[Problem details]
Give nothing except the number of lines containing the word "name".

--

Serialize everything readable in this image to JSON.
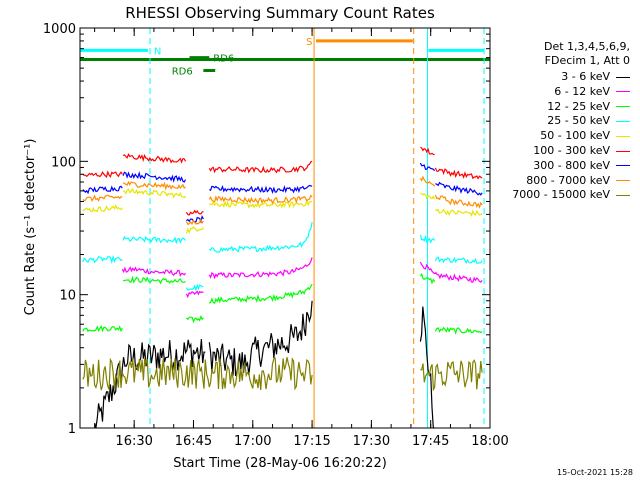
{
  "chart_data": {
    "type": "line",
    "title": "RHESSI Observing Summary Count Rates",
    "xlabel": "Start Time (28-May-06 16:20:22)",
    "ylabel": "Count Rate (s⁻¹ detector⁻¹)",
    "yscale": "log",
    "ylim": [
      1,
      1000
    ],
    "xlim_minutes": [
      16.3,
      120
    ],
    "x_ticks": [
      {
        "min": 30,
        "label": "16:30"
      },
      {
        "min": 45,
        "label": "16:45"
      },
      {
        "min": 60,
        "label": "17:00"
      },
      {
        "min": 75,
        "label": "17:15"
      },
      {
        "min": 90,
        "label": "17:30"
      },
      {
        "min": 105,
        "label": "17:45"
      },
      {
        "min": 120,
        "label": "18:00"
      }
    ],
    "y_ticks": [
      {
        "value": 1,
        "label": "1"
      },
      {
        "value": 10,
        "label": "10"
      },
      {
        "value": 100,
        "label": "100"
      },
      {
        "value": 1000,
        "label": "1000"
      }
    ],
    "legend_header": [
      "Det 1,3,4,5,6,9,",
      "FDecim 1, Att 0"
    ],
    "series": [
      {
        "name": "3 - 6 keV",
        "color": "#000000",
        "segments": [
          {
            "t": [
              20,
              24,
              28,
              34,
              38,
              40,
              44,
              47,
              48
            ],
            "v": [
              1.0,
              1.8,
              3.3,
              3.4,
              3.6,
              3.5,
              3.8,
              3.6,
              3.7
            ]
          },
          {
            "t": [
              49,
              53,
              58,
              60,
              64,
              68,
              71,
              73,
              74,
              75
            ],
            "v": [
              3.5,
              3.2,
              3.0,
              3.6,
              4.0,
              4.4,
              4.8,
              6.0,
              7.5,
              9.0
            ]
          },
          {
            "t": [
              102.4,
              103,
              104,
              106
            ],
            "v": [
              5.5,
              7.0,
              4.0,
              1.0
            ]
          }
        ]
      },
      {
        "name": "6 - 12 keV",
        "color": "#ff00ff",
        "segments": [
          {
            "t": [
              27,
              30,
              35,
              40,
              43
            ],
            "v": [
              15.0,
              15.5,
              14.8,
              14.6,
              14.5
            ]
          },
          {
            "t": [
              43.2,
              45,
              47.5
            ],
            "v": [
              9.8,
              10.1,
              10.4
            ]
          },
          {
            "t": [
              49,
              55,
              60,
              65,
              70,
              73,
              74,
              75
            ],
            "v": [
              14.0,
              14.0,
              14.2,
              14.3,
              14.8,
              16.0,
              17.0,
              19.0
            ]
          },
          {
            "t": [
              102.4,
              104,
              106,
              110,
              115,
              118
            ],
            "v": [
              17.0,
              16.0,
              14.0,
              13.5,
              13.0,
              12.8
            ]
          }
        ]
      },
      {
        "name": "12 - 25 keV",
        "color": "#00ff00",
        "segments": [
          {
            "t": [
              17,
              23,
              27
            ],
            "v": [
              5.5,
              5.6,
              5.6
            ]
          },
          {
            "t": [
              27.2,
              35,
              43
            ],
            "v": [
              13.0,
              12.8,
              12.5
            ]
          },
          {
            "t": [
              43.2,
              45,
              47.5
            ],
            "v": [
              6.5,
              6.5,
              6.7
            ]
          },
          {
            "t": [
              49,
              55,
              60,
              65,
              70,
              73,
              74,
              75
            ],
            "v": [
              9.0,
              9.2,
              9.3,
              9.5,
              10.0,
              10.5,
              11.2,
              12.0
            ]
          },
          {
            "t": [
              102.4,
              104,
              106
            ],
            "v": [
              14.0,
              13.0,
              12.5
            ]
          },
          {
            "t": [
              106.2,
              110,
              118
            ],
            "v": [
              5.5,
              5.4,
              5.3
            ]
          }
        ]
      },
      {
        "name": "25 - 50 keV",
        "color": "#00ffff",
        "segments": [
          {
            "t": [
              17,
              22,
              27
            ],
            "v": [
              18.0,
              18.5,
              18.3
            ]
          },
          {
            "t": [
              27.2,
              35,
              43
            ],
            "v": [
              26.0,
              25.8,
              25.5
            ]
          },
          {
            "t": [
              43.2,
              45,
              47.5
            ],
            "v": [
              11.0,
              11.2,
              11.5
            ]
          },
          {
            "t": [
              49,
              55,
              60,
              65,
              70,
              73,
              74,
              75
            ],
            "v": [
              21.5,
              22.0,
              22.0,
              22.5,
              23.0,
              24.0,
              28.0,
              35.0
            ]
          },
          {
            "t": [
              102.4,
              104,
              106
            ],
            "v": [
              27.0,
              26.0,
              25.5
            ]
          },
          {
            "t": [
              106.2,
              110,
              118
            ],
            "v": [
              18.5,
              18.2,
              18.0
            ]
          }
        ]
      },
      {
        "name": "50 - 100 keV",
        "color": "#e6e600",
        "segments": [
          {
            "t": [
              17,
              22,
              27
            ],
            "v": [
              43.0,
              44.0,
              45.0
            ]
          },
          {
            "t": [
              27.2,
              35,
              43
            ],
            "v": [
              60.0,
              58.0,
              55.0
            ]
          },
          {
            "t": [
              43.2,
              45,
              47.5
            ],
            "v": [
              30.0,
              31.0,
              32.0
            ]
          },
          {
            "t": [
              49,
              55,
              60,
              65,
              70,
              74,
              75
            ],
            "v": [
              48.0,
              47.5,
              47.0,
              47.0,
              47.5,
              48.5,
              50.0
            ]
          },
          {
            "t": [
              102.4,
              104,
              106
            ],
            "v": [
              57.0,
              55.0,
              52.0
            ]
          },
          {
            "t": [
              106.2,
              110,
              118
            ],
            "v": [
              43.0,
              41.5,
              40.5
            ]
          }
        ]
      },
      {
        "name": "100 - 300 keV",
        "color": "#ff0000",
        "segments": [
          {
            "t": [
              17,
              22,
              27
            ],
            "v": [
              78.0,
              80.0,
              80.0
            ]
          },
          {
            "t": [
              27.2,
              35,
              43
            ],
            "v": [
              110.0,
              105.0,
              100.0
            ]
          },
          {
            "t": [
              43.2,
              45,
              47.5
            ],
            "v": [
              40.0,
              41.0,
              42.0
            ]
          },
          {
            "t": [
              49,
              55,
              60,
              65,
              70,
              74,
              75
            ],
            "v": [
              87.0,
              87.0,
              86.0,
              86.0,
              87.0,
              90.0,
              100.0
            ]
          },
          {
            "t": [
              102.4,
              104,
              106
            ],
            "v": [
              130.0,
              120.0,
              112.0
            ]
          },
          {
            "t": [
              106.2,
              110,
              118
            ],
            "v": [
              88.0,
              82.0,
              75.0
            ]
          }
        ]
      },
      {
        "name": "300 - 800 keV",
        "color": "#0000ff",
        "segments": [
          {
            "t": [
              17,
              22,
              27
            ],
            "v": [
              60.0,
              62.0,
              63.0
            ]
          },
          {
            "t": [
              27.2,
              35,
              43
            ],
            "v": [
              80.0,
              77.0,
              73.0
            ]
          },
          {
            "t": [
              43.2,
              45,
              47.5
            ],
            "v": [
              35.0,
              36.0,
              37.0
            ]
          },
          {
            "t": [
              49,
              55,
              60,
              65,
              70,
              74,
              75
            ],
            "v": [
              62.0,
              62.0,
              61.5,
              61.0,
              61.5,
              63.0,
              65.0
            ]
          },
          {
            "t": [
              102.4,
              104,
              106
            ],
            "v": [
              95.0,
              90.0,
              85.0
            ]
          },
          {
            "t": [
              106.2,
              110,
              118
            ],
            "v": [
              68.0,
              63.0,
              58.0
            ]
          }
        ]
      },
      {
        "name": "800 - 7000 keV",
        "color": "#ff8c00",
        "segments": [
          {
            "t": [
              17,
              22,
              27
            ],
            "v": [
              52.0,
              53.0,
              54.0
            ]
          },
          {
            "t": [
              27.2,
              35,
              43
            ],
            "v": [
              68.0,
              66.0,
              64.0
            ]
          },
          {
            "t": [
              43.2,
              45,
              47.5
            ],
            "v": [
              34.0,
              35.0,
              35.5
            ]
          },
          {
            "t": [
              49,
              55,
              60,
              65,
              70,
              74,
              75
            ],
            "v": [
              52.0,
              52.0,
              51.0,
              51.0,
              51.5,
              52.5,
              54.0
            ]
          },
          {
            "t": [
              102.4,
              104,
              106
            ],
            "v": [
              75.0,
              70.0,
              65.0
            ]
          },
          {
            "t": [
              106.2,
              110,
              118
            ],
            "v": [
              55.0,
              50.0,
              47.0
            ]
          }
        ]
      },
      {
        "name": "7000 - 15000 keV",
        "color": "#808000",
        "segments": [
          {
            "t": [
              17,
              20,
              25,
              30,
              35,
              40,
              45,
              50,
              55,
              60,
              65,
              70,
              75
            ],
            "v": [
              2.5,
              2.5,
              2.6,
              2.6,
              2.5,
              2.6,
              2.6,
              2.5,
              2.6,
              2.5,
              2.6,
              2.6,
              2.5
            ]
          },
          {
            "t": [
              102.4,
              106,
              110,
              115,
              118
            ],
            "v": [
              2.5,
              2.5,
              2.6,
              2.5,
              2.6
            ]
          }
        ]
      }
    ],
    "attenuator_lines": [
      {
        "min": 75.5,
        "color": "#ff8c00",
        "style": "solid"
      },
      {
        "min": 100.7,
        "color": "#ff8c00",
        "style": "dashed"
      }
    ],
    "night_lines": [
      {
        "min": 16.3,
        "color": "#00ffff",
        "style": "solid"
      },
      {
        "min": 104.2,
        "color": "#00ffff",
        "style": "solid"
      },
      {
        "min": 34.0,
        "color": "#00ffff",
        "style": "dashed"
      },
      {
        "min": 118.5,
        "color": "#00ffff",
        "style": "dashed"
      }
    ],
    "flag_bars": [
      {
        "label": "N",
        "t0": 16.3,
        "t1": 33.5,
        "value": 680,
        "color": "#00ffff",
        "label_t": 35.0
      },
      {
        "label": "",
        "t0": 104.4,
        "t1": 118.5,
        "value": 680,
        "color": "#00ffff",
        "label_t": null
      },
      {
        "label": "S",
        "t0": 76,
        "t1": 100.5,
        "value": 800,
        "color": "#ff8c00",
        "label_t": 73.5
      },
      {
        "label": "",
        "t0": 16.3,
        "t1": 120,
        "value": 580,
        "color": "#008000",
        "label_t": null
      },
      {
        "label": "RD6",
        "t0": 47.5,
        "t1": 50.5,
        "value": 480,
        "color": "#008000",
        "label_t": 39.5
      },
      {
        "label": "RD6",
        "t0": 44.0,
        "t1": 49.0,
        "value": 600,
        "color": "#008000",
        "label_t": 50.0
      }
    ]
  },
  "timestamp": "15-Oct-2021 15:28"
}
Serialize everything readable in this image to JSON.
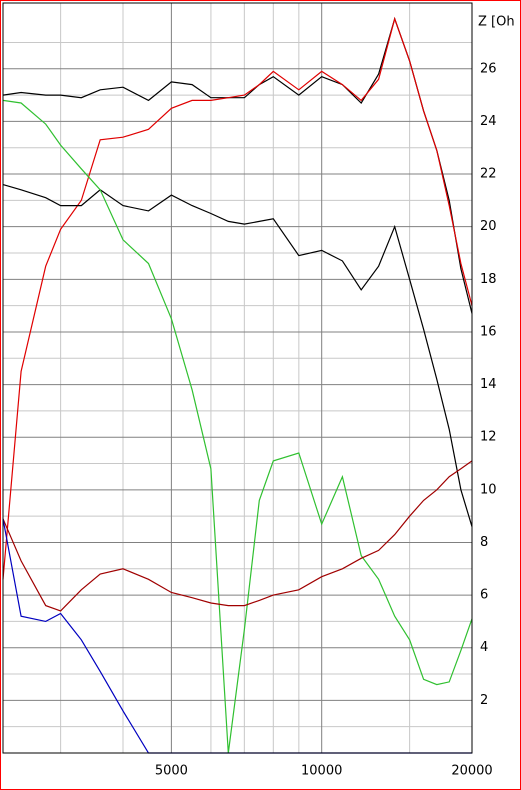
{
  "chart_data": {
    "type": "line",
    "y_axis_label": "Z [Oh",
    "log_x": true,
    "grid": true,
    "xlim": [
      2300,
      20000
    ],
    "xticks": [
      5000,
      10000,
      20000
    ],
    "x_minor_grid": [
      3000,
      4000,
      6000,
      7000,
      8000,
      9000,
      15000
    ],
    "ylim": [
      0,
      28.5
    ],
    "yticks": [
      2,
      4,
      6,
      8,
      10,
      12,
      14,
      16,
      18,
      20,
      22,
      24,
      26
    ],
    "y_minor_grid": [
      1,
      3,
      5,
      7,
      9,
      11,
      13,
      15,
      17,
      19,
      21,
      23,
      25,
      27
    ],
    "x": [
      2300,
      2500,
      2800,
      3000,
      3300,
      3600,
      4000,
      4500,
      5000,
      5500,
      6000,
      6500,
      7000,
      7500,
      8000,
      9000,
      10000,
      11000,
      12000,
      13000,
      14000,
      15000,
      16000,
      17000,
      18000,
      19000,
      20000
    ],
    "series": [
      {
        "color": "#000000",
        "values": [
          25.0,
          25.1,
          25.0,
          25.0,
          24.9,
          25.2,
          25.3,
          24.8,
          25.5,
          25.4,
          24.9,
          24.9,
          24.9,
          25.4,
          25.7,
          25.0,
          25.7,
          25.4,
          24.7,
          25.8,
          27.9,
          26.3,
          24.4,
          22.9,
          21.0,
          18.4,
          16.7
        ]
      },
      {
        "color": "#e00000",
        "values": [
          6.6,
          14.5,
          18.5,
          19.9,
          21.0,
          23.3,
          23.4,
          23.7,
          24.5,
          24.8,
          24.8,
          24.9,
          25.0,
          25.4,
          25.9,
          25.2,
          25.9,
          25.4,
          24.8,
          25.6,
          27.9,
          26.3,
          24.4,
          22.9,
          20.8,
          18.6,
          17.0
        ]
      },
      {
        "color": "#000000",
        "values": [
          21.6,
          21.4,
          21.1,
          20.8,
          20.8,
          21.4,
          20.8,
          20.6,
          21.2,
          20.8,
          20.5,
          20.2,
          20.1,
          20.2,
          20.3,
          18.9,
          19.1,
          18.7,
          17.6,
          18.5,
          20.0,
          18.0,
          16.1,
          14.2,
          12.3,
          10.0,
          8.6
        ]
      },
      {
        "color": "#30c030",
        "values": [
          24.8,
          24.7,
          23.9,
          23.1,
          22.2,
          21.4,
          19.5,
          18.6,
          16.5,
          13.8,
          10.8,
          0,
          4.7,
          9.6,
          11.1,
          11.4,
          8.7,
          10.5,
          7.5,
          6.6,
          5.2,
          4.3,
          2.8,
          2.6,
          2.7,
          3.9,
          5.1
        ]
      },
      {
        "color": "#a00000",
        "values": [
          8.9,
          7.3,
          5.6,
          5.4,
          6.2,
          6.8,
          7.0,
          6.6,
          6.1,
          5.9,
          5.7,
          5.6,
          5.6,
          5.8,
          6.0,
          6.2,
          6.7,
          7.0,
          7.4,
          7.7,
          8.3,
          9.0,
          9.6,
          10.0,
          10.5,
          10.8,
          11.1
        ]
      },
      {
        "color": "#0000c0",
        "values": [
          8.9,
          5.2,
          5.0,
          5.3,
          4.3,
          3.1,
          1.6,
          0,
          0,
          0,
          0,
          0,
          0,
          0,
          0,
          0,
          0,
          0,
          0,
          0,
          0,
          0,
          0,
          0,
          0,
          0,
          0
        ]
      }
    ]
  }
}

--

[Finished answer]
9